**Exercise inputs:**
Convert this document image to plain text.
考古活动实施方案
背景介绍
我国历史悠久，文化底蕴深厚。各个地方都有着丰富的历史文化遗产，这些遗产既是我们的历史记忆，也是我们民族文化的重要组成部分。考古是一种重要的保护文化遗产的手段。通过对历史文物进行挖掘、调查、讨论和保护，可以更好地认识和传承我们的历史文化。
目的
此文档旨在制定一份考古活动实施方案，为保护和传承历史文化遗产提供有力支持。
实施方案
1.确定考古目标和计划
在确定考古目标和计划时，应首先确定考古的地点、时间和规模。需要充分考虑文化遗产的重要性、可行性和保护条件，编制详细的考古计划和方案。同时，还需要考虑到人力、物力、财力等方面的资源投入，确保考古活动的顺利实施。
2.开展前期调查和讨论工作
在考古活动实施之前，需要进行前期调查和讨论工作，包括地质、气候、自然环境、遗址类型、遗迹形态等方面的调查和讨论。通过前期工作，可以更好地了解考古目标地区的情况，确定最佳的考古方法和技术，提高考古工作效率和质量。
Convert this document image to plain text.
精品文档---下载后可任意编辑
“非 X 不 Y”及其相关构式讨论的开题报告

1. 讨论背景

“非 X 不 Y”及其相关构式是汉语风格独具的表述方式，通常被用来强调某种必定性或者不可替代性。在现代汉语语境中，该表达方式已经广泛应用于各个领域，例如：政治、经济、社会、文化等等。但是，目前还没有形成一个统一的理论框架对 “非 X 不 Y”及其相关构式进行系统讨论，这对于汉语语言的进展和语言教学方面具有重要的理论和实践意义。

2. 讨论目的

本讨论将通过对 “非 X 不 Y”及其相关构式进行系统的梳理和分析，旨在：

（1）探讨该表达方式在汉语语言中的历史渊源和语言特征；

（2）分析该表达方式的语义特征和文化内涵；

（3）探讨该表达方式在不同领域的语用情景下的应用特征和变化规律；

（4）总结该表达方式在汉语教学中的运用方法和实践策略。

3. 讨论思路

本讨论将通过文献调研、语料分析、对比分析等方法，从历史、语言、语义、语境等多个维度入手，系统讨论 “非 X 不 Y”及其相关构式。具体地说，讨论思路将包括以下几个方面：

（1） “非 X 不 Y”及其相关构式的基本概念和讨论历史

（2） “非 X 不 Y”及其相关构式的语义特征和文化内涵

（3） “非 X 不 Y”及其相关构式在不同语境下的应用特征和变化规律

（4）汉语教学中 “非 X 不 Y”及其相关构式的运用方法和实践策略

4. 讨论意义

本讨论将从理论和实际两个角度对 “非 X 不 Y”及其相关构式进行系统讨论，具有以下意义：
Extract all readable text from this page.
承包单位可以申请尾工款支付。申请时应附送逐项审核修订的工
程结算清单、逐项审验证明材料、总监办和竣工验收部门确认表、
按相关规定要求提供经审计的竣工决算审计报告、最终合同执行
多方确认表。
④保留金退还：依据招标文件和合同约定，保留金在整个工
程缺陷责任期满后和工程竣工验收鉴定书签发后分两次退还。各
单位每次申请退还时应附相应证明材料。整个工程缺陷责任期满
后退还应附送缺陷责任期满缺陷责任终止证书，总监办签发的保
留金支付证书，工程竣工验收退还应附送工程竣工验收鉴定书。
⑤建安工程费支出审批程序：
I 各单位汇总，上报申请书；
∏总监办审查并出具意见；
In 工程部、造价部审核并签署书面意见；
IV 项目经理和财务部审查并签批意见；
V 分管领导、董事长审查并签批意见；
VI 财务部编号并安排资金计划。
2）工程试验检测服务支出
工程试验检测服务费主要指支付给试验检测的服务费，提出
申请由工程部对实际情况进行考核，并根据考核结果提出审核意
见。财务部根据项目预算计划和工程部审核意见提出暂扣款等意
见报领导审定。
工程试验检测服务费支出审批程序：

**Stated goal:**
Transcribe each entry precisely, missing none.

**Solution to this task:**
Convert this document image to plain text.
考古活动实施方案
背景介绍
我国历史悠久，文化底蕴深厚。各个地方都有着丰富的历史文化遗产，这些遗产既是我们的历史记忆，也是我们民族文化的重要组成部分。考古是一种重要的保护文化遗产的手段。通过对历史文物进行挖掘、调查、讨论和保护，可以更好地认识和传承我们的历史文化。
目的
此文档旨在制定一份考古活动实施方案，为保护和传承历史文化遗产提供有力支持。
实施方案
1.确定考古目标和计划
在确定考古目标和计划时，应首先确定考古的地点、时间和规模。需要充分考虑文化遗产的重要性、可行性和保护条件，编制详细的考古计划和方案。同时，还需要考虑到人力、物力、财力等方面的资源投入，确保考古活动的顺利实施。
2.开展前期调查和讨论工作
在考古活动实施之前，需要进行前期调查和讨论工作，包括地质、气候、自然环境、遗址类型、遗迹形态等方面的调查和讨论。通过前期工作，可以更好地了解考古目标地区的情况，确定最佳的考古方法和技术，提高考古工作效率和质量。
Convert this document image to plain text.
精品文档---下载后可任意编辑
“非 X 不 Y”及其相关构式讨论的开题报告

1. 讨论背景

“非 X 不 Y”及其相关构式是汉语风格独具的表述方式，通常被用来强调某种必定性或者不可替代性。在现代汉语语境中，该表达方式已经广泛应用于各个领域，例如：政治、经济、社会、文化等等。但是，目前还没有形成一个统一的理论框架对 “非 X 不 Y”及其相关构式进行系统讨论，这对于汉语语言的进展和语言教学方面具有重要的理论和实践意义。

2. 讨论目的

本讨论将通过对 “非 X 不 Y”及其相关构式进行系统的梳理和分析，旨在：

（1）探讨该表达方式在汉语语言中的历史渊源和语言特征；

（2）分析该表达方式的语义特征和文化内涵；

（3）探讨该表达方式在不同领域的语用情景下的应用特征和变化规律；

（4）总结该表达方式在汉语教学中的运用方法和实践策略。

3. 讨论思路

本讨论将通过文献调研、语料分析、对比分析等方法，从历史、语言、语义、语境等多个维度入手，系统讨论 “非 X 不 Y”及其相关构式。具体地说，讨论思路将包括以下几个方面：

（1） “非 X 不 Y”及其相关构式的基本概念和讨论历史

（2） “非 X 不 Y”及其相关构式的语义特征和文化内涵

（3） “非 X 不 Y”及其相关构式在不同语境下的应用特征和变化规律

（4）汉语教学中 “非 X 不 Y”及其相关构式的运用方法和实践策略

4. 讨论意义

本讨论将从理论和实际两个角度对 “非 X 不 Y”及其相关构式进行系统讨论，具有以下意义：
Extract all readable text from this page.
承包单位可以申请尾工款支付。申请时应附送逐项审核修订的工
程结算清单、逐项审验证明材料、总监办和竣工验收部门确认表、
按相关规定要求提供经审计的竣工决算审计报告、最终合同执行
多方确认表。
④保留金退还：依据招标文件和合同约定，保留金在整个工
程缺陷责任期满后和工程竣工验收鉴定书签发后分两次退还。各
单位每次申请退还时应附相应证明材料。整个工程缺陷责任期满
后退还应附送缺陷责任期满缺陷责任终止证书，总监办签发的保
留金支付证书，工程竣工验收退还应附送工程竣工验收鉴定书。
⑤建安工程费支出审批程序：
I 各单位汇总，上报申请书；
∏总监办审查并出具意见；
In 工程部、造价部审核并签署书面意见；
IV 项目经理和财务部审查并签批意见；
V 分管领导、董事长审查并签批意见；
VI 财务部编号并安排资金计划。
2）工程试验检测服务支出
工程试验检测服务费主要指支付给试验检测的服务费，提出
申请由工程部对实际情况进行考核，并根据考核结果提出审核意
见。财务部根据项目预算计划和工程部审核意见提出暂扣款等意
见报领导审定。
工程试验检测服务费支出审批程序：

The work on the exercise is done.